Exercise directions >> From the records below, copy every line that contains the word "this".

Data for the task >>
################
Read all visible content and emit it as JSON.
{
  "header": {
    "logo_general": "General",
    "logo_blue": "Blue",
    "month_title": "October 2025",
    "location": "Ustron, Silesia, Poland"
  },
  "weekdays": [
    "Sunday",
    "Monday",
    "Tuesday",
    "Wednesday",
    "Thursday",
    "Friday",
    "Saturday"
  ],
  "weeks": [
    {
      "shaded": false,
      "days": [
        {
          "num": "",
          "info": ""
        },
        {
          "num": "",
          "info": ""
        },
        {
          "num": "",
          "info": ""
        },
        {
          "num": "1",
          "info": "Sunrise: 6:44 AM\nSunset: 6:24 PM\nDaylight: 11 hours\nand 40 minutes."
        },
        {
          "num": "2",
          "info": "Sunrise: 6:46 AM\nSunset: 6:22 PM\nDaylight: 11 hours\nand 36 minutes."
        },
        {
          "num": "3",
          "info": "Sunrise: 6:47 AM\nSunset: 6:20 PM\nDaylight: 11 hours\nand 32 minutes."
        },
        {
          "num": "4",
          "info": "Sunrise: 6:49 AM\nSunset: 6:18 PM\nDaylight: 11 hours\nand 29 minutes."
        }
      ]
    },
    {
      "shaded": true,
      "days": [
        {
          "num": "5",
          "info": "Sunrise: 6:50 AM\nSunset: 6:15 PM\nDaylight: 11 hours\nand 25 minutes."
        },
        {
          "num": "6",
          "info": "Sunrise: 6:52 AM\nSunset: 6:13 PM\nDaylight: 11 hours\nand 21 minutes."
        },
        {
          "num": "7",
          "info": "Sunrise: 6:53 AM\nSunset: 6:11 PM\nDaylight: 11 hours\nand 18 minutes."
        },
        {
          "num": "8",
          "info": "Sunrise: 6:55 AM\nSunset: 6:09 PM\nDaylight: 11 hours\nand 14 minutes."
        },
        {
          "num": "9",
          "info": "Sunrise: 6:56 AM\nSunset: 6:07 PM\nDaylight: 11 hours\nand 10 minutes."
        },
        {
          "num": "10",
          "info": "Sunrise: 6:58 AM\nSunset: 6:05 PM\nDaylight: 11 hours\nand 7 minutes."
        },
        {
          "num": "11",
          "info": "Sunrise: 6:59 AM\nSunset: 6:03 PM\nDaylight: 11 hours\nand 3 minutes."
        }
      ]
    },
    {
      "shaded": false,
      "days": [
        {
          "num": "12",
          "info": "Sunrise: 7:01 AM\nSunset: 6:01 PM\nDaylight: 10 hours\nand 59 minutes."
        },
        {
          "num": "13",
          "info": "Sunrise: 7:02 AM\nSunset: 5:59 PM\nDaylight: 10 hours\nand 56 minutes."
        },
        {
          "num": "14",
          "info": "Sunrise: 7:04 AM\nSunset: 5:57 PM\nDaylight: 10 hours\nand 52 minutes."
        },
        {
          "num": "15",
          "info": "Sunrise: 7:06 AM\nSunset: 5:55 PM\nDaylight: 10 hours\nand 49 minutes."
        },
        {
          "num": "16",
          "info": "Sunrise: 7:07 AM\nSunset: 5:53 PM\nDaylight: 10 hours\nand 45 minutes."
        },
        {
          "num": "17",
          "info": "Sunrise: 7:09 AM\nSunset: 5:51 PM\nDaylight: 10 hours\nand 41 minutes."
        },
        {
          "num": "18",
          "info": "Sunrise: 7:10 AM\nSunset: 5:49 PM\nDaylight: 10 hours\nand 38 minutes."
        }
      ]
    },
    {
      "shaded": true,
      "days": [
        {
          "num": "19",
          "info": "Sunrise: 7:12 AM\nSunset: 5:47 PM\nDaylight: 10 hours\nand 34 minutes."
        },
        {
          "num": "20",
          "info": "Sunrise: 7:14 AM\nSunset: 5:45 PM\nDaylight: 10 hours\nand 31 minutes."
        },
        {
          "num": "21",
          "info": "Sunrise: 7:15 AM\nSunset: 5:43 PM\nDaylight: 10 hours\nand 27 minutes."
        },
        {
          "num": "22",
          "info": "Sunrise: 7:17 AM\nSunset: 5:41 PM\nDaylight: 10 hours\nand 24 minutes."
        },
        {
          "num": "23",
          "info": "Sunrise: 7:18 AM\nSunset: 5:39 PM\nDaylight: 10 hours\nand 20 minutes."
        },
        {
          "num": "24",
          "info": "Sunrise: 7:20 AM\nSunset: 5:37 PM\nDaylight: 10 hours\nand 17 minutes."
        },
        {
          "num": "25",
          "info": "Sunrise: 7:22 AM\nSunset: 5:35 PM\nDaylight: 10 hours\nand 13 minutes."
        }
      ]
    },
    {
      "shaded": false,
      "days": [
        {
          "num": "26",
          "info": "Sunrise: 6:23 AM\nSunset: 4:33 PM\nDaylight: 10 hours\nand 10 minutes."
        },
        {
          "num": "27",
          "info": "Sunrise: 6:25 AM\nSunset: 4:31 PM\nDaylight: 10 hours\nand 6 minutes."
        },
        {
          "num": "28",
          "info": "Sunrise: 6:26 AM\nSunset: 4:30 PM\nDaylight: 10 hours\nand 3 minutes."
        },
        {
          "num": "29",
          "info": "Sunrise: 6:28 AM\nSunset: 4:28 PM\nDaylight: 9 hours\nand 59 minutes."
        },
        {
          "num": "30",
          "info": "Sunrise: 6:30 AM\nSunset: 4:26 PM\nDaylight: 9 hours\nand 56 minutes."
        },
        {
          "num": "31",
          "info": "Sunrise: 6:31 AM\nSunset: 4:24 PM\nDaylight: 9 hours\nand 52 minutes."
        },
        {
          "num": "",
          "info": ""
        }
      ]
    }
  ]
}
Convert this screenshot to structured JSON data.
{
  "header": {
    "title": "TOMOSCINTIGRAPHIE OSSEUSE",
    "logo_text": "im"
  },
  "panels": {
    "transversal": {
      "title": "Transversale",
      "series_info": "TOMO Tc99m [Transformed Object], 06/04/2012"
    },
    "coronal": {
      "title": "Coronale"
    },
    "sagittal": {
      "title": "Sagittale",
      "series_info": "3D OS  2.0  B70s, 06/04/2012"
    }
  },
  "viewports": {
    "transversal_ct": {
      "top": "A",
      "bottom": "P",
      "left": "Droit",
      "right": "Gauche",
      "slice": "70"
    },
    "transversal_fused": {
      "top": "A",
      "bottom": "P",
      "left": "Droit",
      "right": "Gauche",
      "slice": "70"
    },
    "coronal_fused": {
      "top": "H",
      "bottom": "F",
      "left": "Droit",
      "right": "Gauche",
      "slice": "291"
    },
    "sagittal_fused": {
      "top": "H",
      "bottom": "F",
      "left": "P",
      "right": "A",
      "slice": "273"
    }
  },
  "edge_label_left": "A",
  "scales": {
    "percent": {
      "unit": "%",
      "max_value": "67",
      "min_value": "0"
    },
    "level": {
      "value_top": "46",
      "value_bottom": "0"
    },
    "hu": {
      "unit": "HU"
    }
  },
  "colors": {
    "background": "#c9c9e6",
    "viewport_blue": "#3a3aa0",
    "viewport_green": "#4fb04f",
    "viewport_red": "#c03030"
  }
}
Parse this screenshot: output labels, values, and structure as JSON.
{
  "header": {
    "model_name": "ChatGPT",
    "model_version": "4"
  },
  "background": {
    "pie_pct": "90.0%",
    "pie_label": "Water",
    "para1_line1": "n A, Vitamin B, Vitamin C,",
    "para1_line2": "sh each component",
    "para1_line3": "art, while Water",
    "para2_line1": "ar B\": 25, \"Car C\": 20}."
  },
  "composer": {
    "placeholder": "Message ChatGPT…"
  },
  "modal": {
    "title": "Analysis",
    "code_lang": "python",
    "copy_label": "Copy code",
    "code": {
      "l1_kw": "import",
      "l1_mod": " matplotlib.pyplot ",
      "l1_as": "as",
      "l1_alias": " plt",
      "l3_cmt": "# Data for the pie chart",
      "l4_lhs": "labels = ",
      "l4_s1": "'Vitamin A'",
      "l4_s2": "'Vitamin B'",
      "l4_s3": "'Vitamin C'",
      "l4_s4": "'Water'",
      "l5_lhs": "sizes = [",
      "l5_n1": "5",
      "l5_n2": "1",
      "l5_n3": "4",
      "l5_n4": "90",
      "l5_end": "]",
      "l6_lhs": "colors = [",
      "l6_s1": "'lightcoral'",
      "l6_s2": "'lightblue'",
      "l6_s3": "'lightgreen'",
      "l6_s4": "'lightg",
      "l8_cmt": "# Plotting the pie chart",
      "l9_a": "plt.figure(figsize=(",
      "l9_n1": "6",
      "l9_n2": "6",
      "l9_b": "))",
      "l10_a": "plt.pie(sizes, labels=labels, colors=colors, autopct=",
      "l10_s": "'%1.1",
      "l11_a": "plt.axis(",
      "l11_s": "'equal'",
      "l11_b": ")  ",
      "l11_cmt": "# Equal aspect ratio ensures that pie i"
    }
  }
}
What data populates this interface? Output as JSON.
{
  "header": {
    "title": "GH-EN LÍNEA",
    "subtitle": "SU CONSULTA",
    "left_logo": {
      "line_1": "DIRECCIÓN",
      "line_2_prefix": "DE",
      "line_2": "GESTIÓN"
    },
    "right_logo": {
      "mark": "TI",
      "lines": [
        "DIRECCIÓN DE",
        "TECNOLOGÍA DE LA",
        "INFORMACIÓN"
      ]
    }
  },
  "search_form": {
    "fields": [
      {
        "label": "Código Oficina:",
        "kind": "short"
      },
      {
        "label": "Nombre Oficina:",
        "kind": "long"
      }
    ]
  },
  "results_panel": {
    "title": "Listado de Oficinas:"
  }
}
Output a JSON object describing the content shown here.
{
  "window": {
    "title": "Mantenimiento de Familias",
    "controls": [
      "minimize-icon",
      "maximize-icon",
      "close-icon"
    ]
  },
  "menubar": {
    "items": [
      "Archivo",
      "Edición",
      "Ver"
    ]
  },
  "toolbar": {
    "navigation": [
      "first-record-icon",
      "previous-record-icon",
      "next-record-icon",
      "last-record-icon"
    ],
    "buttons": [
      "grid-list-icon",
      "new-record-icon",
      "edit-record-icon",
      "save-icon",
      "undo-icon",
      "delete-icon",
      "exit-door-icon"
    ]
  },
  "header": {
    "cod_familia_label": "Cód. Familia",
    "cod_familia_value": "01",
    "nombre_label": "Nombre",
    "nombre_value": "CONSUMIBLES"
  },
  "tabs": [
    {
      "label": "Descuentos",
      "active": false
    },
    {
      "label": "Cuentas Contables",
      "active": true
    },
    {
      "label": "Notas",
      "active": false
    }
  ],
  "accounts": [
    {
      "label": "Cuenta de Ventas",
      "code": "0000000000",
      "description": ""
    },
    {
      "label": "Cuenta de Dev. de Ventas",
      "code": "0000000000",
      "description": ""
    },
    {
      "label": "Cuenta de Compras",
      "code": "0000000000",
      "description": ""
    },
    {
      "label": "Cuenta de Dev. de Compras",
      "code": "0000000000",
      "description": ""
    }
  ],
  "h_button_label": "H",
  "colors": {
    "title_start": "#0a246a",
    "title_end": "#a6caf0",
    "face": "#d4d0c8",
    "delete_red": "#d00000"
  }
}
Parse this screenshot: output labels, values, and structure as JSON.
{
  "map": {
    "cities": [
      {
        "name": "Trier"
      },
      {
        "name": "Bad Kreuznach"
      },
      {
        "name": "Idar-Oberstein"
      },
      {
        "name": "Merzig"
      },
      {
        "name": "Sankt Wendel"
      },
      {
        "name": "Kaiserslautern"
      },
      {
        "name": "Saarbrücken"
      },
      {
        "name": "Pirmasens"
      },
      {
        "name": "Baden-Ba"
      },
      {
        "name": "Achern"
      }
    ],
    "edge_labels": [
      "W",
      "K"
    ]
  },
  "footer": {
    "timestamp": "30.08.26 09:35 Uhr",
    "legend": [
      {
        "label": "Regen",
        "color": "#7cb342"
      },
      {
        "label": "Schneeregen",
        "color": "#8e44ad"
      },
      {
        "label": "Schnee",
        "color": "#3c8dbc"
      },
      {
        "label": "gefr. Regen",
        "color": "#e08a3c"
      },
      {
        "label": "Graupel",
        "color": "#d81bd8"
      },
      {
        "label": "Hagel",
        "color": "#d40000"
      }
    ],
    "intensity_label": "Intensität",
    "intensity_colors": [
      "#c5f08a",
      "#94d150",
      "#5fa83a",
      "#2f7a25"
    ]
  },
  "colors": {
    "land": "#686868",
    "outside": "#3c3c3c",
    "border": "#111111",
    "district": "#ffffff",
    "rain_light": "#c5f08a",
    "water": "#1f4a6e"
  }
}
################
The output >>
Convert this screenshot to structured JSON data.
Parse this screenshot: output labels, values, and structure as JSON.
What data populates this interface? Output as JSON.
Parse this screenshot: output labels, values, and structure as JSON.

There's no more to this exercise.